Set down the whole listing verbatim.

[Figure dataset records]
/---
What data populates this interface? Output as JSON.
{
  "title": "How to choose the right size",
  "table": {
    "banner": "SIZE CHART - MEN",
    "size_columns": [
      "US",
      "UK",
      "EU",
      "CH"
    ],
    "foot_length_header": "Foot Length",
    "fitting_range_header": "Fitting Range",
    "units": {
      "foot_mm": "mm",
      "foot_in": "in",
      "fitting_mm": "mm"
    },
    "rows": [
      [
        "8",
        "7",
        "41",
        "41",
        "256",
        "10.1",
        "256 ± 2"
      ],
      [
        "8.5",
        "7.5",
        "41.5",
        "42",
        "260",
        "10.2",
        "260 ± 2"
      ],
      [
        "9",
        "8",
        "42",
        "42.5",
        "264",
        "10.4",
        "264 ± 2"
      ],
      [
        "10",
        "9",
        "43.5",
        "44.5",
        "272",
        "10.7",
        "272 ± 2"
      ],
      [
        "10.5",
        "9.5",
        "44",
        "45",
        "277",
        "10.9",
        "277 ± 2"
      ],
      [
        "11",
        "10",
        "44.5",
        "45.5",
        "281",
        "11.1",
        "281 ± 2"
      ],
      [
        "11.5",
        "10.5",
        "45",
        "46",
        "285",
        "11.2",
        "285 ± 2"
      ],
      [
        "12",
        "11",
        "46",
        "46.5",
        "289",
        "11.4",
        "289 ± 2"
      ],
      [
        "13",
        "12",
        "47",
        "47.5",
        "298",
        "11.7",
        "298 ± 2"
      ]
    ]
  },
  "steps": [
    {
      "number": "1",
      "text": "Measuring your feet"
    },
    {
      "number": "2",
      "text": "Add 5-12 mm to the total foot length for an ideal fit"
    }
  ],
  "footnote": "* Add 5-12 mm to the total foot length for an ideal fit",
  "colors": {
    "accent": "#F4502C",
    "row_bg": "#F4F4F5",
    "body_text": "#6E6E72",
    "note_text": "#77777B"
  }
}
\---
Response
What data populates this interface? Output as JSON.
{
  "title": "How to choose the right size",
  "table": {
    "banner": "SIZE CHART - MEN",
    "size_columns": [
      "US",
      "UK",
      "EU",
      "CH"
    ],
    "foot_length_header": "Foot Length",
    "fitting_range_header": "Fitting Range",
    "units": {
      "foot_mm": "mm",
      "foot_in": "in",
      "fitting_mm": "mm"
    },
    "rows": [
      [
        "8",
        "7",
        "41",
        "41",
        "256",
        "10.1",
        "256 ± 2"
      ],
      [
        "8.5",
        "7.5",
        "41.5",
        "42",
        "260",
        "10.2",
        "260 ± 2"
      ],
      [
        "9",
        "8",
        "42",
        "42.5",
        "264",
        "10.4",
        "264 ± 2"
      ],
      [
        "10",
        "9",
        "43.5",
        "44.5",
        "272",
        "10.7",
        "272 ± 2"
      ],
      [
        "10.5",
        "9.5",
        "44",
        "45",
        "277",
        "10.9",
        "277 ± 2"
      ],
      [
        "11",
        "10",
        "44.5",
        "45.5",
        "281",
        "11.1",
        "281 ± 2"
      ],
      [
        "11.5",
        "10.5",
        "45",
        "46",
        "285",
        "11.2",
        "285 ± 2"
      ],
      [
        "12",
        "11",
        "46",
        "46.5",
        "289",
        "11.4",
        "289 ± 2"
      ],
      [
        "13",
        "12",
        "47",
        "47.5",
        "298",
        "11.7",
        "298 ± 2"
      ]
    ]
  },
  "steps": [
    {
      "number": "1",
      "text": "Measuring your feet"
    },
    {
      "number": "2",
      "text": "Add 5-12 mm to the total foot length for an ideal fit"
    }
  ],
  "footnote": "* Add 5-12 mm to the total foot length for an ideal fit",
  "colors": {
    "accent": "#F4502C",
    "row_bg": "#F4F4F5",
    "body_text": "#6E6E72",
    "note_text": "#77777B"
  }
}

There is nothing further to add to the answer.